WRITTEN EXERCISE: Reproduce the following records exactly from the line containing "Transcribe the text in this document." onward, ending with the last line and including it.

---

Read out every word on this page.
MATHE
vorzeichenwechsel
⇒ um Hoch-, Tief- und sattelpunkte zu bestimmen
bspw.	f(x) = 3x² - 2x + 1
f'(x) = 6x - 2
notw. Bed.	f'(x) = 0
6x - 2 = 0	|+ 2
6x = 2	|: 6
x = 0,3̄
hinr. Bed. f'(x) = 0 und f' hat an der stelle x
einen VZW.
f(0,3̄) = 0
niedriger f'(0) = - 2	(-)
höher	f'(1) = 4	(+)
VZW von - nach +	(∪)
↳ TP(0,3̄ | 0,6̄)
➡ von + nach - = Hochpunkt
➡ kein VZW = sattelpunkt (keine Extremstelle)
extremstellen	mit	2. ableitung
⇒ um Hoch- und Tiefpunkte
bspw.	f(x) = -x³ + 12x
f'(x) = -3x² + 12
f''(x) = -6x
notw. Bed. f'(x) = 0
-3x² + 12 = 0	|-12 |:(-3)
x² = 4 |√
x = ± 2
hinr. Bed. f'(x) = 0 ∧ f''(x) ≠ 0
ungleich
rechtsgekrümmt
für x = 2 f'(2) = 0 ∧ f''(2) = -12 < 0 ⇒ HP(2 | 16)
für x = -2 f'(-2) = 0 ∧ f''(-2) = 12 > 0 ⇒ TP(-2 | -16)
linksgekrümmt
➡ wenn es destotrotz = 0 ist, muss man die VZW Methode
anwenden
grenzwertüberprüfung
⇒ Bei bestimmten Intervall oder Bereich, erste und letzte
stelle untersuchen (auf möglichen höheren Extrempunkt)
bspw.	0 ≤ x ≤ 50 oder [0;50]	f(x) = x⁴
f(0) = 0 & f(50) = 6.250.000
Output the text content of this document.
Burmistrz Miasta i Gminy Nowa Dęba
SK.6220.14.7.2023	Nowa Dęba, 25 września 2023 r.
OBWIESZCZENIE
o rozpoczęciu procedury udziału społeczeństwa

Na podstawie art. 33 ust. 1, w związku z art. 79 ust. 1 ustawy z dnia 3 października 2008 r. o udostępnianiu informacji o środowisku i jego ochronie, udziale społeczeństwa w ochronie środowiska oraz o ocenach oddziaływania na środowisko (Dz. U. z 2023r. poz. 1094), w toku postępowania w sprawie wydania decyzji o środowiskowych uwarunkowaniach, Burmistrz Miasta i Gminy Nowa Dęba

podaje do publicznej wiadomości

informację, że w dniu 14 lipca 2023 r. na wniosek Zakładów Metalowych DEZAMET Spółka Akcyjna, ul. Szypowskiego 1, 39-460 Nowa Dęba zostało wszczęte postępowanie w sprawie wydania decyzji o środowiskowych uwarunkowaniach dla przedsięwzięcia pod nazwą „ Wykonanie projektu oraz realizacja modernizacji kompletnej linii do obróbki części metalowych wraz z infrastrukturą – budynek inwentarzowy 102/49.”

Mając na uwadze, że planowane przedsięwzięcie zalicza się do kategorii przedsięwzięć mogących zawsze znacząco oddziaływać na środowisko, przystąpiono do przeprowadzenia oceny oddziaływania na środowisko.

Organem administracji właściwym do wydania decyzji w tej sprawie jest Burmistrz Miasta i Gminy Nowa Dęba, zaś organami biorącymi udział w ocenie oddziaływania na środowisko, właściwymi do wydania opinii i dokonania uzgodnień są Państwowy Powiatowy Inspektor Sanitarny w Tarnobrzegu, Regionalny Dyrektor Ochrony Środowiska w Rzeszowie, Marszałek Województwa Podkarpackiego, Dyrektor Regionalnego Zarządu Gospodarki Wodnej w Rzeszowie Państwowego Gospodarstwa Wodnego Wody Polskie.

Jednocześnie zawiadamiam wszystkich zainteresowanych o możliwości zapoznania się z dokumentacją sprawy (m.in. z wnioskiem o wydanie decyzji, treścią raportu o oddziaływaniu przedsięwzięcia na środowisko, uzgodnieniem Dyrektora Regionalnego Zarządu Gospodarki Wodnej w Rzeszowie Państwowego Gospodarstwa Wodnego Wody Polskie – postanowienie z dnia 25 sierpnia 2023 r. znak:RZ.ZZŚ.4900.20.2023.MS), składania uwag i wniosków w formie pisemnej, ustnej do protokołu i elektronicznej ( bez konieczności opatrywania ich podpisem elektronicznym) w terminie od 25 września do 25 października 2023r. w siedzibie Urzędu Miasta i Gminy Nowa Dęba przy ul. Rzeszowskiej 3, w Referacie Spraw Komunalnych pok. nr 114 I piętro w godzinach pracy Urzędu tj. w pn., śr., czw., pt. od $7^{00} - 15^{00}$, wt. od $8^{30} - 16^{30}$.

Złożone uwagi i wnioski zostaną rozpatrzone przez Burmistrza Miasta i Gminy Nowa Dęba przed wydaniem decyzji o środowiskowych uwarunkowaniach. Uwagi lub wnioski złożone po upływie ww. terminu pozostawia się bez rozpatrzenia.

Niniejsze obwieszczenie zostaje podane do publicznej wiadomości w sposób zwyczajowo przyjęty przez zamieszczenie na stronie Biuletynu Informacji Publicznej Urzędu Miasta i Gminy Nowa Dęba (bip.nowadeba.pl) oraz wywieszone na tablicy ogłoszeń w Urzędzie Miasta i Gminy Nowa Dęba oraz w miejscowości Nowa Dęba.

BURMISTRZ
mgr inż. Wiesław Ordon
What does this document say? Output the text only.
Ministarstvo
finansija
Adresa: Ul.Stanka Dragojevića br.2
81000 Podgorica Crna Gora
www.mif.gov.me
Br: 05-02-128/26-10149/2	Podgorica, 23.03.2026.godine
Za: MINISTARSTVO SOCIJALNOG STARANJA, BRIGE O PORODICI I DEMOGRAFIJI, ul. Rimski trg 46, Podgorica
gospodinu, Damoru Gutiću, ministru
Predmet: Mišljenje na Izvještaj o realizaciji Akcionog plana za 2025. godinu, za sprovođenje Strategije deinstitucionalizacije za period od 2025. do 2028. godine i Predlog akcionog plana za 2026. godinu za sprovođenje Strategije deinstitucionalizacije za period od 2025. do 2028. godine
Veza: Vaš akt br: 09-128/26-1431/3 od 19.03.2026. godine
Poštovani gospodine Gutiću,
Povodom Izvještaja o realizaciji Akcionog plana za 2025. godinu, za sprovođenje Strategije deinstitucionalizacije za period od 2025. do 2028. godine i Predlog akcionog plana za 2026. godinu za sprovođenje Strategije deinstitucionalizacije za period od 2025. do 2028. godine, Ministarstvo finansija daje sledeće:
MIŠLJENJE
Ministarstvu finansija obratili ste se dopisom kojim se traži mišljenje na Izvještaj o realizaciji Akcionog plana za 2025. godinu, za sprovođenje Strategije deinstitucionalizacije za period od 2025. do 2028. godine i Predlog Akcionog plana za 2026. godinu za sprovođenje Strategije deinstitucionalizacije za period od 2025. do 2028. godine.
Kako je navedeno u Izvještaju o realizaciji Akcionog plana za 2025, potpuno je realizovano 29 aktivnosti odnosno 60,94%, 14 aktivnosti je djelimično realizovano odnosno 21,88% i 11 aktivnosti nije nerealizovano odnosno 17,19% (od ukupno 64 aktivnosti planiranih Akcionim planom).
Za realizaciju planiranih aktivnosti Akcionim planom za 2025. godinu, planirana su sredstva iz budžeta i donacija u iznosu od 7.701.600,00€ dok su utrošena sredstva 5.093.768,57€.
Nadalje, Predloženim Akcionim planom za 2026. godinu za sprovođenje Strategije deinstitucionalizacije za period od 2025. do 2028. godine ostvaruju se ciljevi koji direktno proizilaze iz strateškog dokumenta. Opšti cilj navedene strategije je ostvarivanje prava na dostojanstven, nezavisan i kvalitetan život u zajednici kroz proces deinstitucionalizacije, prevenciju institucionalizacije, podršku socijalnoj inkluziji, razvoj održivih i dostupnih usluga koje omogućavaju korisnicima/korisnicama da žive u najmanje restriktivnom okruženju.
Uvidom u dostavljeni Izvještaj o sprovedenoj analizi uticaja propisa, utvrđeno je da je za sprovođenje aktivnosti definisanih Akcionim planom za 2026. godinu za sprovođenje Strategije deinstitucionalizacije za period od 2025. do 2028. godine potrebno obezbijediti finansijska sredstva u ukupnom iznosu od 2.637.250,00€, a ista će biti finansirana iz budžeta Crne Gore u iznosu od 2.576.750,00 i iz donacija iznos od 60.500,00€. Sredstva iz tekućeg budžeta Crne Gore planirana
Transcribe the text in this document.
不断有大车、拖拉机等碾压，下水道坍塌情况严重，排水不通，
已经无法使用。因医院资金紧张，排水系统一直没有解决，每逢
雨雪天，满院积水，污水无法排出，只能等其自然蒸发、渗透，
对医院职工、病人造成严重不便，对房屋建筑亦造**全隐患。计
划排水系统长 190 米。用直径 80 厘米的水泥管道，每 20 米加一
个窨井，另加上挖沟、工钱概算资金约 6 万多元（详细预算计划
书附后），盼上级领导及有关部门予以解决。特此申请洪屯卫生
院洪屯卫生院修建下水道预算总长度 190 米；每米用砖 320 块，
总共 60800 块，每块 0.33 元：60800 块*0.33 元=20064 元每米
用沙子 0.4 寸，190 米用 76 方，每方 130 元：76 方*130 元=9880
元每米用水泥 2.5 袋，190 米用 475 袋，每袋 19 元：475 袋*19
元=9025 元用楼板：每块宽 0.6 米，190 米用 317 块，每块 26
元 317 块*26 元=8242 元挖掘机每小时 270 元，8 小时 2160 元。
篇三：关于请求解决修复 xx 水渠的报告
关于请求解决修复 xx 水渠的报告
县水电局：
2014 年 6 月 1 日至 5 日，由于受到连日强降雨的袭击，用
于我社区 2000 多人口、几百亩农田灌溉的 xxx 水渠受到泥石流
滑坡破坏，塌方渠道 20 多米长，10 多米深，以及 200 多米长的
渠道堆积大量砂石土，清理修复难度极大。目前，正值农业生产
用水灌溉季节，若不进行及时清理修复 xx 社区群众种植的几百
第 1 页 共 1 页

---

THE OUTPUT:
Transcribe the text in this document.
不断有大车、拖拉机等碾压，下水道坍塌情况严重，排水不通，
已经无法使用。因医院资金紧张，排水系统一直没有解决，每逢
雨雪天，满院积水，污水无法排出，只能等其自然蒸发、渗透，
对医院职工、病人造成严重不便，对房屋建筑亦造**全隐患。计
划排水系统长 190 米。用直径 80 厘米的水泥管道，每 20 米加一
个窨井，另加上挖沟、工钱概算资金约 6 万多元（详细预算计划
书附后），盼上级领导及有关部门予以解决。特此申请洪屯卫生
院洪屯卫生院修建下水道预算总长度 190 米；每米用砖 320 块，
总共 60800 块，每块 0.33 元：60800 块*0.33 元=20064 元每米
用沙子 0.4 寸，190 米用 76 方，每方 130 元：76 方*130 元=9880
元每米用水泥 2.5 袋，190 米用 475 袋，每袋 19 元：475 袋*19
元=9025 元用楼板：每块宽 0.6 米，190 米用 317 块，每块 26
元 317 块*26 元=8242 元挖掘机每小时 270 元，8 小时 2160 元。
篇三：关于请求解决修复 xx 水渠的报告
关于请求解决修复 xx 水渠的报告
县水电局：
2014 年 6 月 1 日至 5 日，由于受到连日强降雨的袭击，用
于我社区 2000 多人口、几百亩农田灌溉的 xxx 水渠受到泥石流
滑坡破坏，塌方渠道 20 多米长，10 多米深，以及 200 多米长的
渠道堆积大量砂石土，清理修复难度极大。目前，正值农业生产
用水灌溉季节，若不进行及时清理修复 xx 社区群众种植的几百
第 1 页 共 1 页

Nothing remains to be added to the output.